(Stored records)
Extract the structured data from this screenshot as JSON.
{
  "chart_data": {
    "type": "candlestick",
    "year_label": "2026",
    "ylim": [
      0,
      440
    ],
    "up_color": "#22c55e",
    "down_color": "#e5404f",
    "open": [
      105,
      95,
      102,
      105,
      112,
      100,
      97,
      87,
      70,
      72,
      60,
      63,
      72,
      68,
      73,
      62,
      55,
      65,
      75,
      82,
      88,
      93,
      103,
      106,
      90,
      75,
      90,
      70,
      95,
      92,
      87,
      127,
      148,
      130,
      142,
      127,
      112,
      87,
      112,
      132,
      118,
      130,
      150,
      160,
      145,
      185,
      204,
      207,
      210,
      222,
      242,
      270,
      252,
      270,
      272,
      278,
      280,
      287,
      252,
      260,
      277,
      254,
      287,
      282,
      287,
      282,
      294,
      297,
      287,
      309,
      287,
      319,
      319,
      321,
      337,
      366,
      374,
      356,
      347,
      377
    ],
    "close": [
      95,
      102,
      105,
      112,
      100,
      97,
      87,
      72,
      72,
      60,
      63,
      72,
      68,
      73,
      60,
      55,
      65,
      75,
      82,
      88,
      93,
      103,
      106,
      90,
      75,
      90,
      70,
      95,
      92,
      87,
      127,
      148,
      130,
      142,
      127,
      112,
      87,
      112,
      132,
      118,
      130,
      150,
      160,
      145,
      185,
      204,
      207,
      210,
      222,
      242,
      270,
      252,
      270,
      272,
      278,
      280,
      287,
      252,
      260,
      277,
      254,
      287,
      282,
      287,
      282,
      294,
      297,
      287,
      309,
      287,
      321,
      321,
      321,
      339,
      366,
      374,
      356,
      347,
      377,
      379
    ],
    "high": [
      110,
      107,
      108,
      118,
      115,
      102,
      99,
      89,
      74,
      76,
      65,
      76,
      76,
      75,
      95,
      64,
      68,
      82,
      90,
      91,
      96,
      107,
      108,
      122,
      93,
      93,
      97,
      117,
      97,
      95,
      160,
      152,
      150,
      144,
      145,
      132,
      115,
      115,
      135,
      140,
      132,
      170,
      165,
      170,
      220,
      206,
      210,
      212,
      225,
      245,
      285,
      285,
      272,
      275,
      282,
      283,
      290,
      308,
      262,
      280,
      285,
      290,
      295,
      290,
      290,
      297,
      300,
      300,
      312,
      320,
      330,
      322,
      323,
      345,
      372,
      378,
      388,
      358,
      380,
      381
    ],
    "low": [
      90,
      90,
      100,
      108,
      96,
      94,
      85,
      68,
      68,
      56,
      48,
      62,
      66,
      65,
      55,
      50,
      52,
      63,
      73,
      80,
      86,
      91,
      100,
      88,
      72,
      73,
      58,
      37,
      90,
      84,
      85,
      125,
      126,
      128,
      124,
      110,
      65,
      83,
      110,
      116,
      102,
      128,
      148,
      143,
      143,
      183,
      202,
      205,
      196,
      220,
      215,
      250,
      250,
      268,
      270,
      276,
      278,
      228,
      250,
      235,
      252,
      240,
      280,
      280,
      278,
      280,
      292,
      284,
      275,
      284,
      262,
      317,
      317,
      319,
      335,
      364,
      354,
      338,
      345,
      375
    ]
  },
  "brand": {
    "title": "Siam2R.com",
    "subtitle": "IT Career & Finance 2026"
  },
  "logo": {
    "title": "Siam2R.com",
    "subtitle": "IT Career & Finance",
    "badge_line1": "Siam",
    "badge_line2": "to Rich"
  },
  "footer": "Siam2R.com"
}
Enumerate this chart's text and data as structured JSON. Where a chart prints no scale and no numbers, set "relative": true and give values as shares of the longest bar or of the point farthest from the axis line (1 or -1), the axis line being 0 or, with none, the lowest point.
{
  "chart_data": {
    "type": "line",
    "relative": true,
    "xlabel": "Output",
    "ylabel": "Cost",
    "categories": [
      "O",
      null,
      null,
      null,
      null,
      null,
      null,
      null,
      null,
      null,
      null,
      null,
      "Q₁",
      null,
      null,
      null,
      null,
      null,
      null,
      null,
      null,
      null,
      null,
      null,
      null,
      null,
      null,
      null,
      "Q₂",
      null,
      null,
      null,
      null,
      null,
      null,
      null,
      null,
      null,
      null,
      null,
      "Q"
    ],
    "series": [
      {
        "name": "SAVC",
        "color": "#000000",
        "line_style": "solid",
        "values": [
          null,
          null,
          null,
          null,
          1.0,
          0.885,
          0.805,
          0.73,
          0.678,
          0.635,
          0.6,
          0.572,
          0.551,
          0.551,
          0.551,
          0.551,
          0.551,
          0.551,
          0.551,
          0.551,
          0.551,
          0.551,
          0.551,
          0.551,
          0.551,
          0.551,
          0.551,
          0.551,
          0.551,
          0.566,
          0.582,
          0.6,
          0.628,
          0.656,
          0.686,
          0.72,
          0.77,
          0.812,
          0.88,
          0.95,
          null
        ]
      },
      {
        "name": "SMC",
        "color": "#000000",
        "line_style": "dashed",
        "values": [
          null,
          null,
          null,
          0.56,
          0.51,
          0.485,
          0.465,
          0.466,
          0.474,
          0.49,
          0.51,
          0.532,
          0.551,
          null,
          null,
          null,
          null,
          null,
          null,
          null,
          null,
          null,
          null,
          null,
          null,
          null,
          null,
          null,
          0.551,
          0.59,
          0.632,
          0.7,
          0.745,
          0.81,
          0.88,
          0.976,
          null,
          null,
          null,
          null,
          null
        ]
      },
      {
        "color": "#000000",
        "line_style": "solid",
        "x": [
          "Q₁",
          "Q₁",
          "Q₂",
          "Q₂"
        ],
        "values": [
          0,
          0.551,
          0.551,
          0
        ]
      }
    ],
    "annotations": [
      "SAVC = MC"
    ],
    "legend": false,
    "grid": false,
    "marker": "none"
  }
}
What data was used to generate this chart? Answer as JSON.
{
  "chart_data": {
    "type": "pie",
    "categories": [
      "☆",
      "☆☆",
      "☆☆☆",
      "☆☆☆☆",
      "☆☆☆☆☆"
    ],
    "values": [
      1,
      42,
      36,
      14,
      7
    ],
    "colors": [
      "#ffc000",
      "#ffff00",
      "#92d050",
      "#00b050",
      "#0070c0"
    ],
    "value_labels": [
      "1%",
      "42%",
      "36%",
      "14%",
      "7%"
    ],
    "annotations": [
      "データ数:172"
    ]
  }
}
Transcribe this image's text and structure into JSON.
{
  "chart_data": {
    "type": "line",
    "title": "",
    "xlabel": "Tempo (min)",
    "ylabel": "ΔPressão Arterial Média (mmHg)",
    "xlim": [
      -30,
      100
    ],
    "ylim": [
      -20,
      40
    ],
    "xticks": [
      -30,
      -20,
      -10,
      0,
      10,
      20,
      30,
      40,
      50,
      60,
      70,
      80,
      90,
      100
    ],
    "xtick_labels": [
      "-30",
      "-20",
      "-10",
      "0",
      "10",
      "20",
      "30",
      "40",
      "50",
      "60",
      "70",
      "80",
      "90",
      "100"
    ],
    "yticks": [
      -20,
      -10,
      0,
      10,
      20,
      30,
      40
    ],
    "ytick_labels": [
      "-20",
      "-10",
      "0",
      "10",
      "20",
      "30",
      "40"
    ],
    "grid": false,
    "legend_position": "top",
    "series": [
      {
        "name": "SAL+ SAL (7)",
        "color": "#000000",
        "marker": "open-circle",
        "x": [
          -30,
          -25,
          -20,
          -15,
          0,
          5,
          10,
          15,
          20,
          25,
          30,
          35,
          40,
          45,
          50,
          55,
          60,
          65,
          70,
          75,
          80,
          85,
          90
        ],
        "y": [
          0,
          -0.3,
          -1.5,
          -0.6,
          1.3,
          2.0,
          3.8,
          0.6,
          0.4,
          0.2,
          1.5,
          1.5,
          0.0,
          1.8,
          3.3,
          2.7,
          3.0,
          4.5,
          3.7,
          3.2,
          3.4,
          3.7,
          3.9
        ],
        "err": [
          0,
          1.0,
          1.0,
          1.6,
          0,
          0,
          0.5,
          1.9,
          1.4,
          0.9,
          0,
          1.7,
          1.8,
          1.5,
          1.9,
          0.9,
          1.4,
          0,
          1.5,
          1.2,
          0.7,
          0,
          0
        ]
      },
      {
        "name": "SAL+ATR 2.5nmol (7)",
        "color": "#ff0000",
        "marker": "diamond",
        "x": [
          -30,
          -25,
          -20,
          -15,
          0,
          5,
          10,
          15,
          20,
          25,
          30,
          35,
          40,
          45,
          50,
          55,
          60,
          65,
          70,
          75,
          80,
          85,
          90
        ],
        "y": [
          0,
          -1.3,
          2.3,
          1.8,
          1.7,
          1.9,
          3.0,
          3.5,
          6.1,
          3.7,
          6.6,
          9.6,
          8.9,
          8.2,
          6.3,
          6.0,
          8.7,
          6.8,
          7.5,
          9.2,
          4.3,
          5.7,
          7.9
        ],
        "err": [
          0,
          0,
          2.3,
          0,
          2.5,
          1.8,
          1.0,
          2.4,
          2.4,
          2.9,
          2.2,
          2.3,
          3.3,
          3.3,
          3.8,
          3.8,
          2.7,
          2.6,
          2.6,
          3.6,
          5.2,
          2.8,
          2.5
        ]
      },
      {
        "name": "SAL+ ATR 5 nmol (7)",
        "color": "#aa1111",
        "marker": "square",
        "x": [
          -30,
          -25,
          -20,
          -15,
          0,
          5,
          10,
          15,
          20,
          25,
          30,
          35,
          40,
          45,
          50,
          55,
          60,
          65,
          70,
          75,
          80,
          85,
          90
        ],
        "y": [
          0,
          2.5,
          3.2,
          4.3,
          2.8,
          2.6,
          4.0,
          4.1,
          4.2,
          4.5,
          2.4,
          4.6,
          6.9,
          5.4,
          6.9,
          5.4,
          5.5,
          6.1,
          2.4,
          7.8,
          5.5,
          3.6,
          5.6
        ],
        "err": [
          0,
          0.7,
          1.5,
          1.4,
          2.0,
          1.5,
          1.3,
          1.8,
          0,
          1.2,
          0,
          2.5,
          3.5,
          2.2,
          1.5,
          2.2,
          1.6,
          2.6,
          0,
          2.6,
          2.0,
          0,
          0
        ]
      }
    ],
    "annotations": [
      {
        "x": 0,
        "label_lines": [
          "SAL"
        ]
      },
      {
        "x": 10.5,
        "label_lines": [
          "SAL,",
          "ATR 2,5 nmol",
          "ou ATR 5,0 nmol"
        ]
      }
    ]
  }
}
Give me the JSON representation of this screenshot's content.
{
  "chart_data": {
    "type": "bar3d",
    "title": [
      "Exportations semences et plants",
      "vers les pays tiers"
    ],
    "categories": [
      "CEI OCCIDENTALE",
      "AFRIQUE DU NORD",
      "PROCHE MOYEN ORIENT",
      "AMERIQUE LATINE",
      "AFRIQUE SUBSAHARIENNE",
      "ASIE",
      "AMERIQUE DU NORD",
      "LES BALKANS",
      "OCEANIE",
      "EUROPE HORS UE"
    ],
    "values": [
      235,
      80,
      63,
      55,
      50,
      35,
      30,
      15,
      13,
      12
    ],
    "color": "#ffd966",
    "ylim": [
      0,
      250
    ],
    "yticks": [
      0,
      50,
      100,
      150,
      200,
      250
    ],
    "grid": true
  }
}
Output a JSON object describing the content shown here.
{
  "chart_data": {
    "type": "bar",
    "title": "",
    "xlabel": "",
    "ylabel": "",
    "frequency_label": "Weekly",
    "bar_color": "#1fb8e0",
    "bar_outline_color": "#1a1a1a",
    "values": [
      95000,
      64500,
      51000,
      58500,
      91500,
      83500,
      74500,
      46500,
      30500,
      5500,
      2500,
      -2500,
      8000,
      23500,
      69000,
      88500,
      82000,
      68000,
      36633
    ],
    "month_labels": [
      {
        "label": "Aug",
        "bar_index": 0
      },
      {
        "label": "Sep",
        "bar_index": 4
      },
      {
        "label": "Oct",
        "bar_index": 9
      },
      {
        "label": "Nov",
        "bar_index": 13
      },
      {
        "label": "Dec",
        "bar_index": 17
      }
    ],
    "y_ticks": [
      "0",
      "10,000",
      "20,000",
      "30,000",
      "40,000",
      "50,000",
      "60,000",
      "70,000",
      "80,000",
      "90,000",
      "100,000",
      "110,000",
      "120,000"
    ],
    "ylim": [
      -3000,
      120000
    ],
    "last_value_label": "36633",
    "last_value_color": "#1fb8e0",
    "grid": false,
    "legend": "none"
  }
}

**SHORT EXERCISE:** Return exactly, and only, the line containing "Give me the" and every line after it through the end of the material.

**FINISHED ANSWER:**
Give me the JSON representation of this screenshot's content.
{
  "chart_data": {
    "type": "bar3d",
    "title": [
      "Exportations semences et plants",
      "vers les pays tiers"
    ],
    "categories": [
      "CEI OCCIDENTALE",
      "AFRIQUE DU NORD",
      "PROCHE MOYEN ORIENT",
      "AMERIQUE LATINE",
      "AFRIQUE SUBSAHARIENNE",
      "ASIE",
      "AMERIQUE DU NORD",
      "LES BALKANS",
      "OCEANIE",
      "EUROPE HORS UE"
    ],
    "values": [
      235,
      80,
      63,
      55,
      50,
      35,
      30,
      15,
      13,
      12
    ],
    "color": "#ffd966",
    "ylim": [
      0,
      250
    ],
    "yticks": [
      0,
      50,
      100,
      150,
      200,
      250
    ],
    "grid": true
  }
}
Output a JSON object describing the content shown here.
{
  "chart_data": {
    "type": "bar",
    "title": "",
    "xlabel": "",
    "ylabel": "",
    "frequency_label": "Weekly",
    "bar_color": "#1fb8e0",
    "bar_outline_color": "#1a1a1a",
    "values": [
      95000,
      64500,
      51000,
      58500,
      91500,
      83500,
      74500,
      46500,
      30500,
      5500,
      2500,
      -2500,
      8000,
      23500,
      69000,
      88500,
      82000,
      68000,
      36633
    ],
    "month_labels": [
      {
        "label": "Aug",
        "bar_index": 0
      },
      {
        "label": "Sep",
        "bar_index": 4
      },
      {
        "label": "Oct",
        "bar_index": 9
      },
      {
        "label": "Nov",
        "bar_index": 13
      },
      {
        "label": "Dec",
        "bar_index": 17
      }
    ],
    "y_ticks": [
      "0",
      "10,000",
      "20,000",
      "30,000",
      "40,000",
      "50,000",
      "60,000",
      "70,000",
      "80,000",
      "90,000",
      "100,000",
      "110,000",
      "120,000"
    ],
    "ylim": [
      -3000,
      120000
    ],
    "last_value_label": "36633",
    "last_value_color": "#1fb8e0",
    "grid": false,
    "legend": "none"
  }
}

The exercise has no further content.